» Records shown
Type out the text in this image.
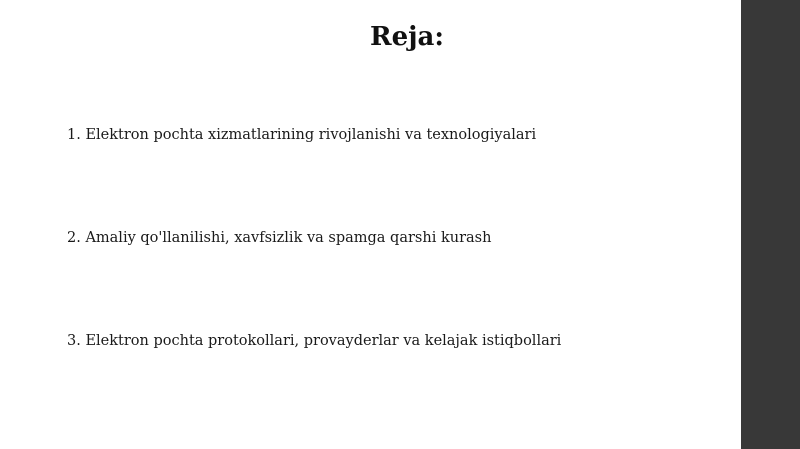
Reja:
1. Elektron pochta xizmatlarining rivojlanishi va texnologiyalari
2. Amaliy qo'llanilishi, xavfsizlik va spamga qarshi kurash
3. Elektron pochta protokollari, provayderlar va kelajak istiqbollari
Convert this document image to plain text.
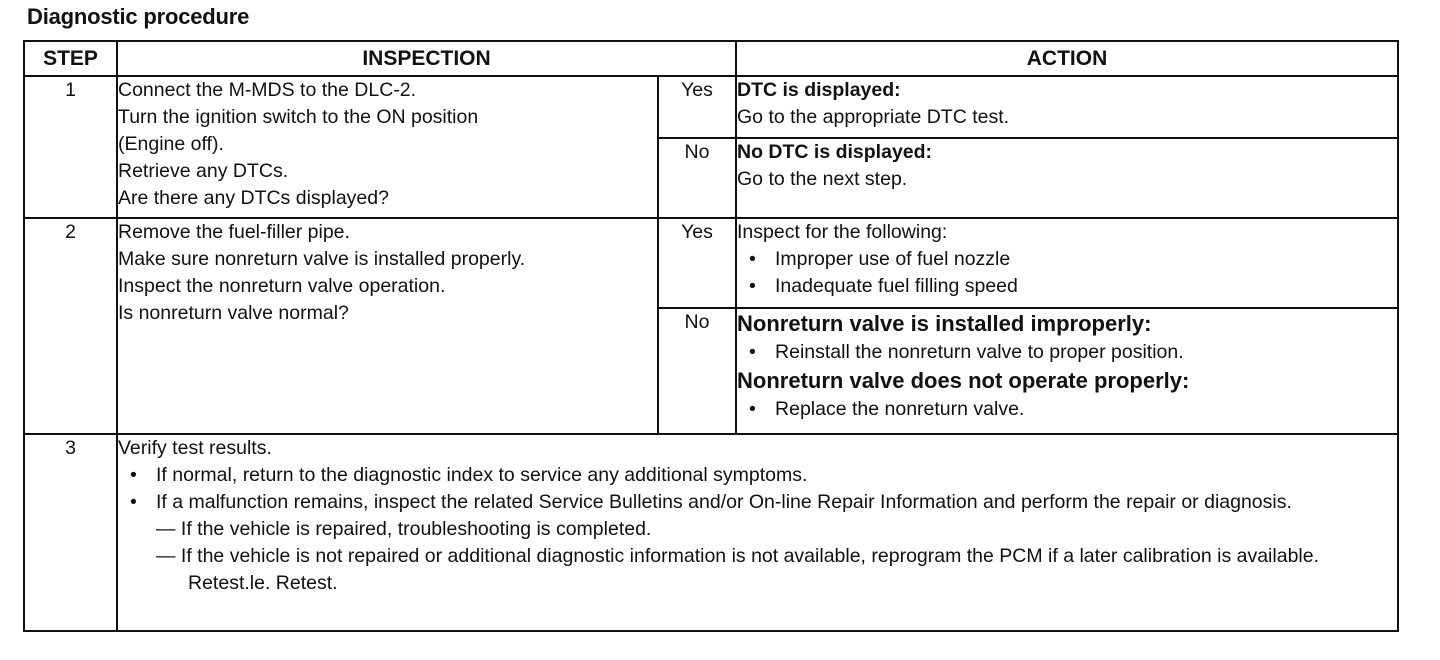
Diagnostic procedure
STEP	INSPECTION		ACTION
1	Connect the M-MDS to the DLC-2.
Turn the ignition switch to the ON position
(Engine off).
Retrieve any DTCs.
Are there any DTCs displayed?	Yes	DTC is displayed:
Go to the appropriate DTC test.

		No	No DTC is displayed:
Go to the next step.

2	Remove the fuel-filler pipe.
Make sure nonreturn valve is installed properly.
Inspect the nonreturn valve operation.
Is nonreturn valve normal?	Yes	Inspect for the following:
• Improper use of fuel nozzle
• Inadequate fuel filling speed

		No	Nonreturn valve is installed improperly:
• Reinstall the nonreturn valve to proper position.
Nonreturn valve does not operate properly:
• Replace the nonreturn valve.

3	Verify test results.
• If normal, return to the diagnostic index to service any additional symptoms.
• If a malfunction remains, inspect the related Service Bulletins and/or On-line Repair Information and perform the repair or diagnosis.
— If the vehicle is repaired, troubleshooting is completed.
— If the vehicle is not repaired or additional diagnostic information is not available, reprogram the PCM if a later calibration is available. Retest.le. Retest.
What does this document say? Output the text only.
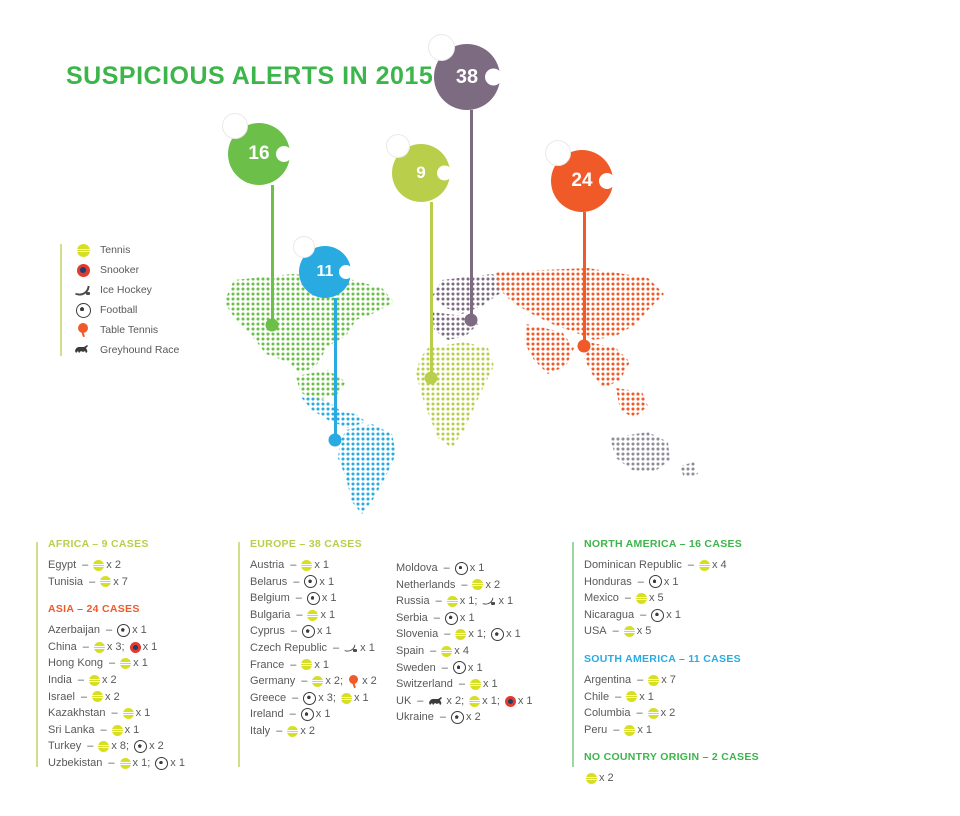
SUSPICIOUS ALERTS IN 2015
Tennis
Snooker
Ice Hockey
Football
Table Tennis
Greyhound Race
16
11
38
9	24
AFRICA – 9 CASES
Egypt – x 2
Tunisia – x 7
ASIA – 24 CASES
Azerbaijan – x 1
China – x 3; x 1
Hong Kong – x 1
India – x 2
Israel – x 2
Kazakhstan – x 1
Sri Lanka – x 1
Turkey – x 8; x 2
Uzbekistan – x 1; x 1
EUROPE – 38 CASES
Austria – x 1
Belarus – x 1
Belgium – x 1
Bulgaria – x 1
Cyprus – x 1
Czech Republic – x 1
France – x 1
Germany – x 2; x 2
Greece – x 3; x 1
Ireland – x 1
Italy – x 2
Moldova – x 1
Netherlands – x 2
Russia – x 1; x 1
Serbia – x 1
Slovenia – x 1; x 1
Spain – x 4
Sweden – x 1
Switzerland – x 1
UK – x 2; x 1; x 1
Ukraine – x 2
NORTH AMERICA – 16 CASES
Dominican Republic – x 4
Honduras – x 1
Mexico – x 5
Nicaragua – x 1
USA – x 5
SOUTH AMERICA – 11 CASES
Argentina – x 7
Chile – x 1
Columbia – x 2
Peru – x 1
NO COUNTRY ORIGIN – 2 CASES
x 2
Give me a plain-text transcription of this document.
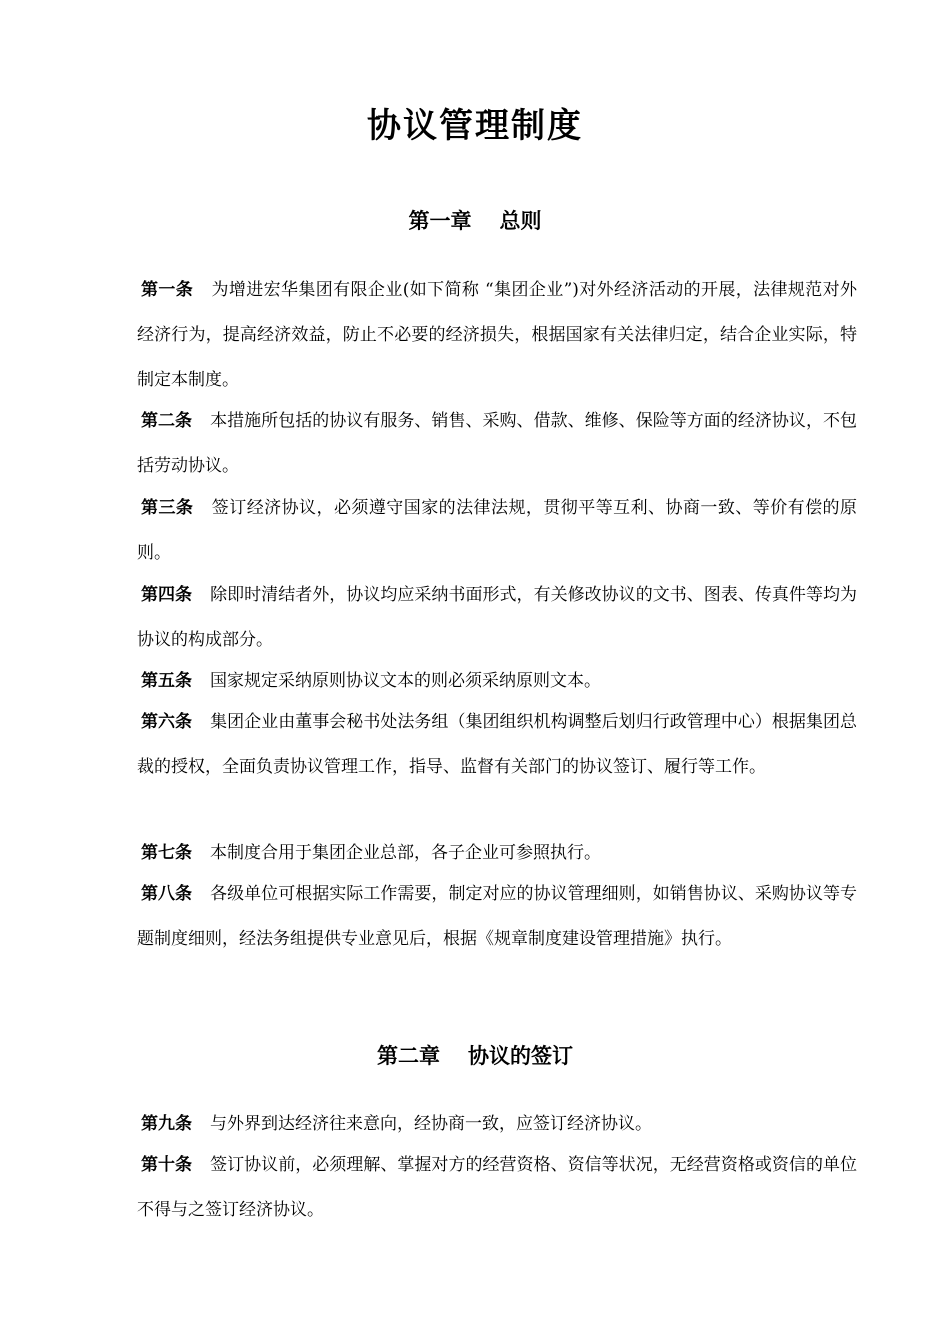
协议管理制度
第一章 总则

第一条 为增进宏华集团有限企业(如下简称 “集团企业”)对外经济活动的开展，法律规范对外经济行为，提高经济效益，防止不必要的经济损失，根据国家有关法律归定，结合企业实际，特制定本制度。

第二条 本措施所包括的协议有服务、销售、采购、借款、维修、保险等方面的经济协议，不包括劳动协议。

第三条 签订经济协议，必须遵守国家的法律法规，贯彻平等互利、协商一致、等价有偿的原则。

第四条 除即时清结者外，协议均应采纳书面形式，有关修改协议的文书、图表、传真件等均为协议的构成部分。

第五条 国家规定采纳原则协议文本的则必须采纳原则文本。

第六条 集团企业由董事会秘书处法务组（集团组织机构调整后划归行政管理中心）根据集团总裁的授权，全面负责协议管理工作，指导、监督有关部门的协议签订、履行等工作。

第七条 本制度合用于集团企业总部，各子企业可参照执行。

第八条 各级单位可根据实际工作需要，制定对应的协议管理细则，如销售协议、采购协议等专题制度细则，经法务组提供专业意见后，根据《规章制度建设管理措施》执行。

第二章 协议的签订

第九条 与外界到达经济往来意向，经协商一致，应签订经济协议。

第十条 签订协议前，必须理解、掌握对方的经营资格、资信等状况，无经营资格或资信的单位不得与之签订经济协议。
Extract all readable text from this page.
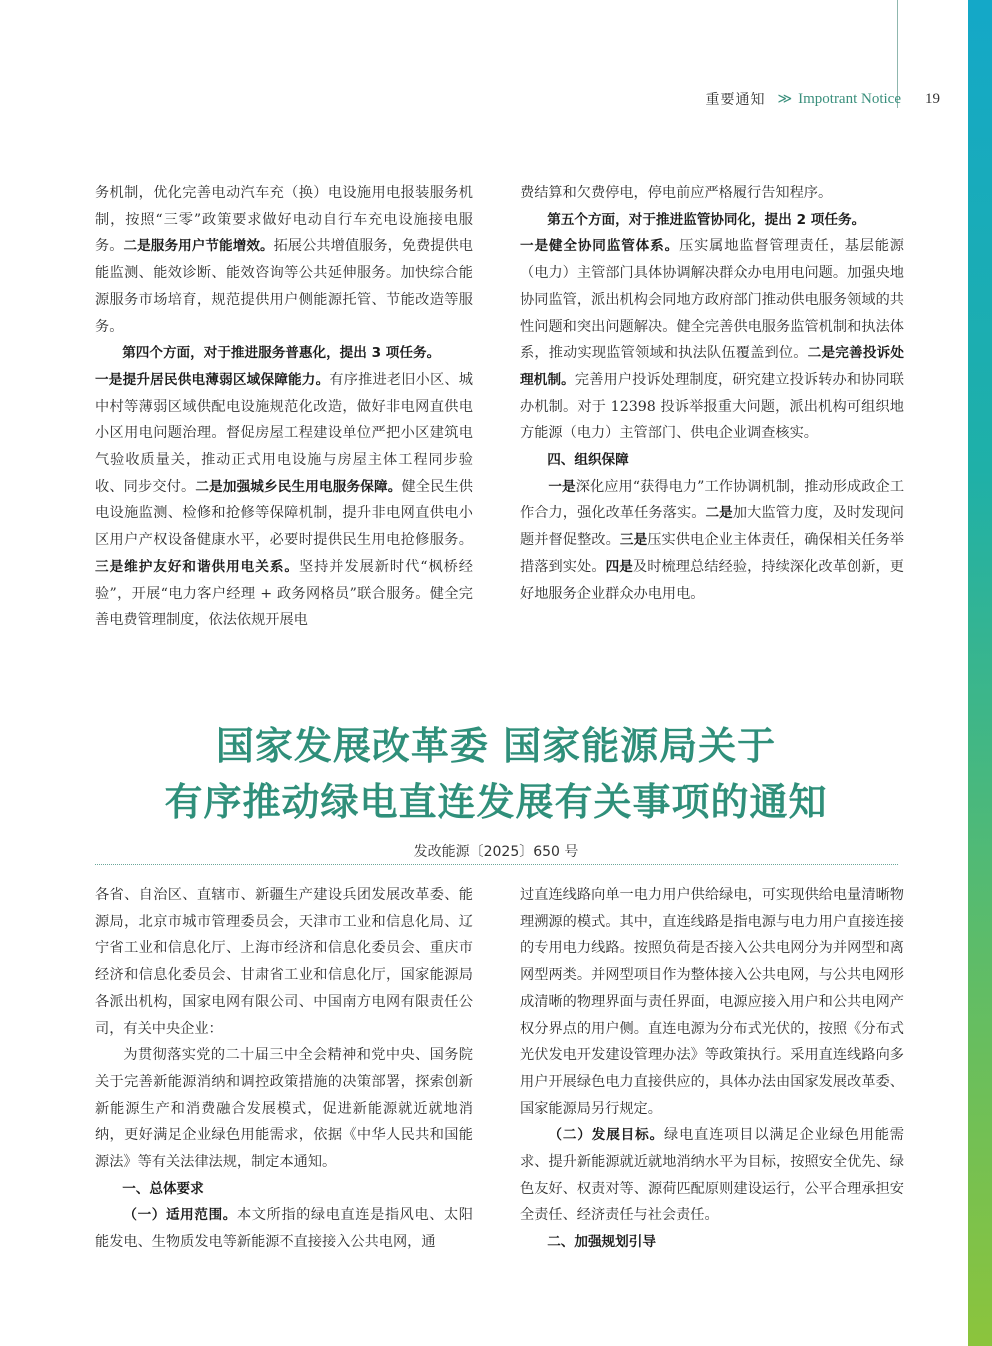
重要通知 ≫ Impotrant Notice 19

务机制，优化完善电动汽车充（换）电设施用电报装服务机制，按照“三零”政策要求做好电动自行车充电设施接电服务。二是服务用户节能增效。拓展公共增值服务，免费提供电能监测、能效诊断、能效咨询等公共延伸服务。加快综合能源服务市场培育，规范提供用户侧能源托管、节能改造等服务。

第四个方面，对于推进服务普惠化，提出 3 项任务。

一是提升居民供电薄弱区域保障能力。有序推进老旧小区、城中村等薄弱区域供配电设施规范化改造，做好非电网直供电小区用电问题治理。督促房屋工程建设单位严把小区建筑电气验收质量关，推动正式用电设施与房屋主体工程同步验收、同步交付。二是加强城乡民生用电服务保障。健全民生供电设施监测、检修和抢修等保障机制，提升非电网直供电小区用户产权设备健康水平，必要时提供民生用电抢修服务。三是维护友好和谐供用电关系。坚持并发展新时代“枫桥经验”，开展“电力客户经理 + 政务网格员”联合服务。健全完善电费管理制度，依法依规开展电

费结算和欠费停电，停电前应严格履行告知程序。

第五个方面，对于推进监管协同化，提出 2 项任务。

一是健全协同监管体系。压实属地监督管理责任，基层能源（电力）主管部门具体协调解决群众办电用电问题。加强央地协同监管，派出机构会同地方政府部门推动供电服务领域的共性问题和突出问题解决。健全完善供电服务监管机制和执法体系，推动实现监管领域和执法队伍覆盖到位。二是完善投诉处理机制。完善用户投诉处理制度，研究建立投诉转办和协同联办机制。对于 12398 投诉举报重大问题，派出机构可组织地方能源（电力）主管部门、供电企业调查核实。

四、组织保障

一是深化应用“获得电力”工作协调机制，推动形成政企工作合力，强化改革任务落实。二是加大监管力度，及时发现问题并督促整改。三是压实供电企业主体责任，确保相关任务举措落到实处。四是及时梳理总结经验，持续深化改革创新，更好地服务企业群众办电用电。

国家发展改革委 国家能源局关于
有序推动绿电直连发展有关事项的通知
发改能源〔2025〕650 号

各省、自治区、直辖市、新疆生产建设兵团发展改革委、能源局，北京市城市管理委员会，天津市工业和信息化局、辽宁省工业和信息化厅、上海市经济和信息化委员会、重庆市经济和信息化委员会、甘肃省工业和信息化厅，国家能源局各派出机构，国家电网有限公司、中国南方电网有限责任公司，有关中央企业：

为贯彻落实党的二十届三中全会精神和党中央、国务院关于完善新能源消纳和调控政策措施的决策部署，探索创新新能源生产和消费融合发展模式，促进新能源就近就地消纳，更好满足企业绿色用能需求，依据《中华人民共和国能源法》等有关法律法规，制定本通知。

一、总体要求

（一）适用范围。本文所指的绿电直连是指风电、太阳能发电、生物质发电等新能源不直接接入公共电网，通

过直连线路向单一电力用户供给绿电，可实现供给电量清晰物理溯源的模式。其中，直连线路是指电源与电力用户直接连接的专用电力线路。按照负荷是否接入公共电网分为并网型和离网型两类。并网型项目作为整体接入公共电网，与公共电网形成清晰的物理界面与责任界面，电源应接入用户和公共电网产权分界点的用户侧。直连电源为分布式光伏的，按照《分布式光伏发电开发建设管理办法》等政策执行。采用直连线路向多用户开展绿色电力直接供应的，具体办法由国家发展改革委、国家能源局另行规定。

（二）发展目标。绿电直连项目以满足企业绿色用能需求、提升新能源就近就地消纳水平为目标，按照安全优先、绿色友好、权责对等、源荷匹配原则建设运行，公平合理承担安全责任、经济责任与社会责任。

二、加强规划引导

» Your instructions
Transcribe every line in the entries above, taking out only the images.

» Solved exercise
Type out the text in this image.
Reja:
1. Elektron pochta xizmatlarining rivojlanishi va texnologiyalari
2. Amaliy qo'llanilishi, xavfsizlik va spamga qarshi kurash
3. Elektron pochta protokollari, provayderlar va kelajak istiqbollari
Convert this document image to plain text.
Diagnostic procedure
STEP	INSPECTION		ACTION
1	Connect the M-MDS to the DLC-2.
Turn the ignition switch to the ON position
(Engine off).
Retrieve any DTCs.
Are there any DTCs displayed?	Yes	DTC is displayed:
Go to the appropriate DTC test.

		No	No DTC is displayed:
Go to the next step.

2	Remove the fuel-filler pipe.
Make sure nonreturn valve is installed properly.
Inspect the nonreturn valve operation.
Is nonreturn valve normal?	Yes	Inspect for the following:
• Improper use of fuel nozzle
• Inadequate fuel filling speed

		No	Nonreturn valve is installed improperly:
• Reinstall the nonreturn valve to proper position.
Nonreturn valve does not operate properly:
• Replace the nonreturn valve.

3	Verify test results.
• If normal, return to the diagnostic index to service any additional symptoms.
• If a malfunction remains, inspect the related Service Bulletins and/or On-line Repair Information and perform the repair or diagnosis.
— If the vehicle is repaired, troubleshooting is completed.
— If the vehicle is not repaired or additional diagnostic information is not available, reprogram the PCM if a later calibration is available. Retest.le. Retest.
What does this document say? Output the text only.
SUSPICIOUS ALERTS IN 2015
Tennis
Snooker
Ice Hockey
Football
Table Tennis
Greyhound Race
16
11
38
9	24
AFRICA – 9 CASES
Egypt – x 2
Tunisia – x 7
ASIA – 24 CASES
Azerbaijan – x 1
China – x 3; x 1
Hong Kong – x 1
India – x 2
Israel – x 2
Kazakhstan – x 1
Sri Lanka – x 1
Turkey – x 8; x 2
Uzbekistan – x 1; x 1
EUROPE – 38 CASES
Austria – x 1
Belarus – x 1
Belgium – x 1
Bulgaria – x 1
Cyprus – x 1
Czech Republic – x 1
France – x 1
Germany – x 2; x 2
Greece – x 3; x 1
Ireland – x 1
Italy – x 2
Moldova – x 1
Netherlands – x 2
Russia – x 1; x 1
Serbia – x 1
Slovenia – x 1; x 1
Spain – x 4
Sweden – x 1
Switzerland – x 1
UK – x 2; x 1; x 1
Ukraine – x 2
NORTH AMERICA – 16 CASES
Dominican Republic – x 4
Honduras – x 1
Mexico – x 5
Nicaragua – x 1
USA – x 5
SOUTH AMERICA – 11 CASES
Argentina – x 7
Chile – x 1
Columbia – x 2
Peru – x 1
NO COUNTRY ORIGIN – 2 CASES
x 2
Give me a plain-text transcription of this document.
协议管理制度
第一章 总则

第一条 为增进宏华集团有限企业(如下简称 “集团企业”)对外经济活动的开展，法律规范对外经济行为，提高经济效益，防止不必要的经济损失，根据国家有关法律归定，结合企业实际，特制定本制度。

第二条 本措施所包括的协议有服务、销售、采购、借款、维修、保险等方面的经济协议，不包括劳动协议。

第三条 签订经济协议，必须遵守国家的法律法规，贯彻平等互利、协商一致、等价有偿的原则。

第四条 除即时清结者外，协议均应采纳书面形式，有关修改协议的文书、图表、传真件等均为协议的构成部分。

第五条 国家规定采纳原则协议文本的则必须采纳原则文本。

第六条 集团企业由董事会秘书处法务组（集团组织机构调整后划归行政管理中心）根据集团总裁的授权，全面负责协议管理工作，指导、监督有关部门的协议签订、履行等工作。

第七条 本制度合用于集团企业总部，各子企业可参照执行。

第八条 各级单位可根据实际工作需要，制定对应的协议管理细则，如销售协议、采购协议等专题制度细则，经法务组提供专业意见后，根据《规章制度建设管理措施》执行。

第二章 协议的签订

第九条 与外界到达经济往来意向，经协商一致，应签订经济协议。

第十条 签订协议前，必须理解、掌握对方的经营资格、资信等状况，无经营资格或资信的单位不得与之签订经济协议。
Extract all readable text from this page.
重要通知 ≫ Impotrant Notice 19

务机制，优化完善电动汽车充（换）电设施用电报装服务机制，按照“三零”政策要求做好电动自行车充电设施接电服务。二是服务用户节能增效。拓展公共增值服务，免费提供电能监测、能效诊断、能效咨询等公共延伸服务。加快综合能源服务市场培育，规范提供用户侧能源托管、节能改造等服务。

第四个方面，对于推进服务普惠化，提出 3 项任务。

一是提升居民供电薄弱区域保障能力。有序推进老旧小区、城中村等薄弱区域供配电设施规范化改造，做好非电网直供电小区用电问题治理。督促房屋工程建设单位严把小区建筑电气验收质量关，推动正式用电设施与房屋主体工程同步验收、同步交付。二是加强城乡民生用电服务保障。健全民生供电设施监测、检修和抢修等保障机制，提升非电网直供电小区用户产权设备健康水平，必要时提供民生用电抢修服务。三是维护友好和谐供用电关系。坚持并发展新时代“枫桥经验”，开展“电力客户经理 + 政务网格员”联合服务。健全完善电费管理制度，依法依规开展电

费结算和欠费停电，停电前应严格履行告知程序。

第五个方面，对于推进监管协同化，提出 2 项任务。

一是健全协同监管体系。压实属地监督管理责任，基层能源（电力）主管部门具体协调解决群众办电用电问题。加强央地协同监管，派出机构会同地方政府部门推动供电服务领域的共性问题和突出问题解决。健全完善供电服务监管机制和执法体系，推动实现监管领域和执法队伍覆盖到位。二是完善投诉处理机制。完善用户投诉处理制度，研究建立投诉转办和协同联办机制。对于 12398 投诉举报重大问题，派出机构可组织地方能源（电力）主管部门、供电企业调查核实。

四、组织保障

一是深化应用“获得电力”工作协调机制，推动形成政企工作合力，强化改革任务落实。二是加大监管力度，及时发现问题并督促整改。三是压实供电企业主体责任，确保相关任务举措落到实处。四是及时梳理总结经验，持续深化改革创新，更好地服务企业群众办电用电。

国家发展改革委 国家能源局关于
有序推动绿电直连发展有关事项的通知
发改能源〔2025〕650 号

各省、自治区、直辖市、新疆生产建设兵团发展改革委、能源局，北京市城市管理委员会，天津市工业和信息化局、辽宁省工业和信息化厅、上海市经济和信息化委员会、重庆市经济和信息化委员会、甘肃省工业和信息化厅，国家能源局各派出机构，国家电网有限公司、中国南方电网有限责任公司，有关中央企业：

为贯彻落实党的二十届三中全会精神和党中央、国务院关于完善新能源消纳和调控政策措施的决策部署，探索创新新能源生产和消费融合发展模式，促进新能源就近就地消纳，更好满足企业绿色用能需求，依据《中华人民共和国能源法》等有关法律法规，制定本通知。

一、总体要求

（一）适用范围。本文所指的绿电直连是指风电、太阳能发电、生物质发电等新能源不直接接入公共电网，通

过直连线路向单一电力用户供给绿电，可实现供给电量清晰物理溯源的模式。其中，直连线路是指电源与电力用户直接连接的专用电力线路。按照负荷是否接入公共电网分为并网型和离网型两类。并网型项目作为整体接入公共电网，与公共电网形成清晰的物理界面与责任界面，电源应接入用户和公共电网产权分界点的用户侧。直连电源为分布式光伏的，按照《分布式光伏发电开发建设管理办法》等政策执行。采用直连线路向多用户开展绿色电力直接供应的，具体办法由国家发展改革委、国家能源局另行规定。

（二）发展目标。绿电直连项目以满足企业绿色用能需求、提升新能源就近就地消纳水平为目标，按照安全优先、绿色友好、权责对等、源荷匹配原则建设运行，公平合理承担安全责任、经济责任与社会责任。

二、加强规划引导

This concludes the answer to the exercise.